== Data entries ==
***
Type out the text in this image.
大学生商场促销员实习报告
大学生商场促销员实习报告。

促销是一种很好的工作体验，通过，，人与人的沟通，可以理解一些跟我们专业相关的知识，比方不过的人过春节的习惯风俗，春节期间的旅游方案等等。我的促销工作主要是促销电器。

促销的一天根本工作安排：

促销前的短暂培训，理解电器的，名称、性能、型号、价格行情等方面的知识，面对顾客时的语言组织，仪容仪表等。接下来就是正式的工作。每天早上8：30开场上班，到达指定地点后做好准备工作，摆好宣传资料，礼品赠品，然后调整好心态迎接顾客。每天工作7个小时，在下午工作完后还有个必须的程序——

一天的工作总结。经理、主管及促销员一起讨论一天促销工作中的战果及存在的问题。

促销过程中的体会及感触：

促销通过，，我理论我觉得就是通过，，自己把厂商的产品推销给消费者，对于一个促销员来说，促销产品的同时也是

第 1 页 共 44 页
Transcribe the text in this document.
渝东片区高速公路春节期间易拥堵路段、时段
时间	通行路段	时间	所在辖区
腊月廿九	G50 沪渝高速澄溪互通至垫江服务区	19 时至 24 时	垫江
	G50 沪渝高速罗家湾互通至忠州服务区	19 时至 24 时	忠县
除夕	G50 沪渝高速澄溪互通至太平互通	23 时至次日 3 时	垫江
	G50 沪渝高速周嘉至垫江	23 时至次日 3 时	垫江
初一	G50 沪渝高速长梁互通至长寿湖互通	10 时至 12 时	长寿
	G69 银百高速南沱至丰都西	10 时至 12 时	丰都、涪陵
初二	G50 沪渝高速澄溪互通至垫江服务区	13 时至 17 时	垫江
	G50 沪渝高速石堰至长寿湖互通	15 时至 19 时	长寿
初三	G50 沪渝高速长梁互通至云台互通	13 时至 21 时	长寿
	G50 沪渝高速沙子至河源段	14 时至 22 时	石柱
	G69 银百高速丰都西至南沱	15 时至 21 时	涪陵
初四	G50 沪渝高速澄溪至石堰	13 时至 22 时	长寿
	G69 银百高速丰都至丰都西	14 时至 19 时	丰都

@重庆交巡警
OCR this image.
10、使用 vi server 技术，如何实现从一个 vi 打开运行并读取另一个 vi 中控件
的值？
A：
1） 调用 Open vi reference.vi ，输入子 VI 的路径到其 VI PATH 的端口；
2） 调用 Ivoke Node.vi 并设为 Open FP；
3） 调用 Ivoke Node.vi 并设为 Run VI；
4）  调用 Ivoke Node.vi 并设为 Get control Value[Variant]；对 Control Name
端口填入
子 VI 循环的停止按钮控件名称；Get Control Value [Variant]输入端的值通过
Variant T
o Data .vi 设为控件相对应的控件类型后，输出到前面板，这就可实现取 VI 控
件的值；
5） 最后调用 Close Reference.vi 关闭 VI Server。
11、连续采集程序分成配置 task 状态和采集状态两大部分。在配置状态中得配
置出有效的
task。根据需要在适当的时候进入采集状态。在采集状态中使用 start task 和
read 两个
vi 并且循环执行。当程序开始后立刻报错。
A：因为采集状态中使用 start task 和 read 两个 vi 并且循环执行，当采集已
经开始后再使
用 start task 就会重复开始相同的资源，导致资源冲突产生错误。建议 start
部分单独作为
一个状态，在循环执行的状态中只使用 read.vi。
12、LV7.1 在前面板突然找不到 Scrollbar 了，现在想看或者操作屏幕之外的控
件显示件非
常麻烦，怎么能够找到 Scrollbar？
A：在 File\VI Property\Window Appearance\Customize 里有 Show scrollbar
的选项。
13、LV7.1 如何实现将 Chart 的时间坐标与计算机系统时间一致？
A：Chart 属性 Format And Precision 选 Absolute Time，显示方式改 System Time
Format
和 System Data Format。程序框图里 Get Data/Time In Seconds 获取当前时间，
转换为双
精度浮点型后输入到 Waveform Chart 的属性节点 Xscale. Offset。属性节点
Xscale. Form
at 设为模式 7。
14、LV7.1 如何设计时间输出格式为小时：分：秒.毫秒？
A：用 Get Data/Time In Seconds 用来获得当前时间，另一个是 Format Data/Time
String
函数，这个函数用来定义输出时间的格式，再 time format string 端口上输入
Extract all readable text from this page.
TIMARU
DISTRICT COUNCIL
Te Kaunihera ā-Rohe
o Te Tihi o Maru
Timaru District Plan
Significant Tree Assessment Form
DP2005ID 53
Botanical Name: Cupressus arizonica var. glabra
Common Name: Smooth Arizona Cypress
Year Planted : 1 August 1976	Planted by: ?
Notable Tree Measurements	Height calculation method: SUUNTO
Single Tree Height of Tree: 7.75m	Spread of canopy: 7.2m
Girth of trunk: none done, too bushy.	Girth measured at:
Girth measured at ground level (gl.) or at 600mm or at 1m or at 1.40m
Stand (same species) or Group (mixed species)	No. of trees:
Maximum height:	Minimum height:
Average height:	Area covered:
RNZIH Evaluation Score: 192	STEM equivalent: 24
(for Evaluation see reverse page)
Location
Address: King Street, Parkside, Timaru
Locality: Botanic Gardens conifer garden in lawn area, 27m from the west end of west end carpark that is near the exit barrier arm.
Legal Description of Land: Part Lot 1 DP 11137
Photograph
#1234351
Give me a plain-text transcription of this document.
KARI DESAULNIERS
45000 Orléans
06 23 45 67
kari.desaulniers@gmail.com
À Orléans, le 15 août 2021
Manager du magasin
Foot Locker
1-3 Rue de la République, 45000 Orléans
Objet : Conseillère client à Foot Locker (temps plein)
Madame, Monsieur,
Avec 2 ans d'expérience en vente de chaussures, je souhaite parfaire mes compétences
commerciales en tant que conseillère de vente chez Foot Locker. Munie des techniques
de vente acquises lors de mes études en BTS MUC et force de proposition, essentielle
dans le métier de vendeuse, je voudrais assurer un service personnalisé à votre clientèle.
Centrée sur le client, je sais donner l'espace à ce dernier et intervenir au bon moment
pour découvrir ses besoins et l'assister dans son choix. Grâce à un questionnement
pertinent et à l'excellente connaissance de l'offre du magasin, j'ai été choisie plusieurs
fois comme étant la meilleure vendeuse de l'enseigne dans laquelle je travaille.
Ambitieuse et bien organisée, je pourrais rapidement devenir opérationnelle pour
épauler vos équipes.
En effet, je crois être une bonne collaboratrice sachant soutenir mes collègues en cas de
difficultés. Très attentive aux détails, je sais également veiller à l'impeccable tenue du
***
== Short task ==
Reproduce the records in full, exactly as written.

== Response to this task ==
Type out the text in this image.
大学生商场促销员实习报告
大学生商场促销员实习报告。

促销是一种很好的工作体验，通过，，人与人的沟通，可以理解一些跟我们专业相关的知识，比方不过的人过春节的习惯风俗，春节期间的旅游方案等等。我的促销工作主要是促销电器。

促销的一天根本工作安排：

促销前的短暂培训，理解电器的，名称、性能、型号、价格行情等方面的知识，面对顾客时的语言组织，仪容仪表等。接下来就是正式的工作。每天早上8：30开场上班，到达指定地点后做好准备工作，摆好宣传资料，礼品赠品，然后调整好心态迎接顾客。每天工作7个小时，在下午工作完后还有个必须的程序——

一天的工作总结。经理、主管及促销员一起讨论一天促销工作中的战果及存在的问题。

促销过程中的体会及感触：

促销通过，，我理论我觉得就是通过，，自己把厂商的产品推销给消费者，对于一个促销员来说，促销产品的同时也是

第 1 页 共 44 页
Transcribe the text in this document.
渝东片区高速公路春节期间易拥堵路段、时段
时间	通行路段	时间	所在辖区
腊月廿九	G50 沪渝高速澄溪互通至垫江服务区	19 时至 24 时	垫江
	G50 沪渝高速罗家湾互通至忠州服务区	19 时至 24 时	忠县
除夕	G50 沪渝高速澄溪互通至太平互通	23 时至次日 3 时	垫江
	G50 沪渝高速周嘉至垫江	23 时至次日 3 时	垫江
初一	G50 沪渝高速长梁互通至长寿湖互通	10 时至 12 时	长寿
	G69 银百高速南沱至丰都西	10 时至 12 时	丰都、涪陵
初二	G50 沪渝高速澄溪互通至垫江服务区	13 时至 17 时	垫江
	G50 沪渝高速石堰至长寿湖互通	15 时至 19 时	长寿
初三	G50 沪渝高速长梁互通至云台互通	13 时至 21 时	长寿
	G50 沪渝高速沙子至河源段	14 时至 22 时	石柱
	G69 银百高速丰都西至南沱	15 时至 21 时	涪陵
初四	G50 沪渝高速澄溪至石堰	13 时至 22 时	长寿
	G69 银百高速丰都至丰都西	14 时至 19 时	丰都

@重庆交巡警
OCR this image.
10、使用 vi server 技术，如何实现从一个 vi 打开运行并读取另一个 vi 中控件
的值？
A：
1） 调用 Open vi reference.vi ，输入子 VI 的路径到其 VI PATH 的端口；
2） 调用 Ivoke Node.vi 并设为 Open FP；
3） 调用 Ivoke Node.vi 并设为 Run VI；
4）  调用 Ivoke Node.vi 并设为 Get control Value[Variant]；对 Control Name
端口填入
子 VI 循环的停止按钮控件名称；Get Control Value [Variant]输入端的值通过
Variant T
o Data .vi 设为控件相对应的控件类型后，输出到前面板，这就可实现取 VI 控
件的值；
5） 最后调用 Close Reference.vi 关闭 VI Server。
11、连续采集程序分成配置 task 状态和采集状态两大部分。在配置状态中得配
置出有效的
task。根据需要在适当的时候进入采集状态。在采集状态中使用 start task 和
read 两个
vi 并且循环执行。当程序开始后立刻报错。
A：因为采集状态中使用 start task 和 read 两个 vi 并且循环执行，当采集已
经开始后再使
用 start task 就会重复开始相同的资源，导致资源冲突产生错误。建议 start
部分单独作为
一个状态，在循环执行的状态中只使用 read.vi。
12、LV7.1 在前面板突然找不到 Scrollbar 了，现在想看或者操作屏幕之外的控
件显示件非
常麻烦，怎么能够找到 Scrollbar？
A：在 File\VI Property\Window Appearance\Customize 里有 Show scrollbar
的选项。
13、LV7.1 如何实现将 Chart 的时间坐标与计算机系统时间一致？
A：Chart 属性 Format And Precision 选 Absolute Time，显示方式改 System Time
Format
和 System Data Format。程序框图里 Get Data/Time In Seconds 获取当前时间，
转换为双
精度浮点型后输入到 Waveform Chart 的属性节点 Xscale. Offset。属性节点
Xscale. Form
at 设为模式 7。
14、LV7.1 如何设计时间输出格式为小时：分：秒.毫秒？
A：用 Get Data/Time In Seconds 用来获得当前时间，另一个是 Format Data/Time
String
函数，这个函数用来定义输出时间的格式，再 time format string 端口上输入
Extract all readable text from this page.
TIMARU
DISTRICT COUNCIL
Te Kaunihera ā-Rohe
o Te Tihi o Maru
Timaru District Plan
Significant Tree Assessment Form
DP2005ID 53
Botanical Name: Cupressus arizonica var. glabra
Common Name: Smooth Arizona Cypress
Year Planted : 1 August 1976	Planted by: ?
Notable Tree Measurements	Height calculation method: SUUNTO
Single Tree Height of Tree: 7.75m	Spread of canopy: 7.2m
Girth of trunk: none done, too bushy.	Girth measured at:
Girth measured at ground level (gl.) or at 600mm or at 1m or at 1.40m
Stand (same species) or Group (mixed species)	No. of trees:
Maximum height:	Minimum height:
Average height:	Area covered:
RNZIH Evaluation Score: 192	STEM equivalent: 24
(for Evaluation see reverse page)
Location
Address: King Street, Parkside, Timaru
Locality: Botanic Gardens conifer garden in lawn area, 27m from the west end of west end carpark that is near the exit barrier arm.
Legal Description of Land: Part Lot 1 DP 11137
Photograph
#1234351
Give me a plain-text transcription of this document.
KARI DESAULNIERS
45000 Orléans
06 23 45 67
kari.desaulniers@gmail.com
À Orléans, le 15 août 2021
Manager du magasin
Foot Locker
1-3 Rue de la République, 45000 Orléans
Objet : Conseillère client à Foot Locker (temps plein)
Madame, Monsieur,
Avec 2 ans d'expérience en vente de chaussures, je souhaite parfaire mes compétences
commerciales en tant que conseillère de vente chez Foot Locker. Munie des techniques
de vente acquises lors de mes études en BTS MUC et force de proposition, essentielle
dans le métier de vendeuse, je voudrais assurer un service personnalisé à votre clientèle.
Centrée sur le client, je sais donner l'espace à ce dernier et intervenir au bon moment
pour découvrir ses besoins et l'assister dans son choix. Grâce à un questionnement
pertinent et à l'excellente connaissance de l'offre du magasin, j'ai été choisie plusieurs
fois comme étant la meilleure vendeuse de l'enseigne dans laquelle je travaille.
Ambitieuse et bien organisée, je pourrais rapidement devenir opérationnelle pour
épauler vos équipes.
En effet, je crois être une bonne collaboratrice sachant soutenir mes collègues en cas de
difficultés. Très attentive aux détails, je sais également veiller à l'impeccable tenue du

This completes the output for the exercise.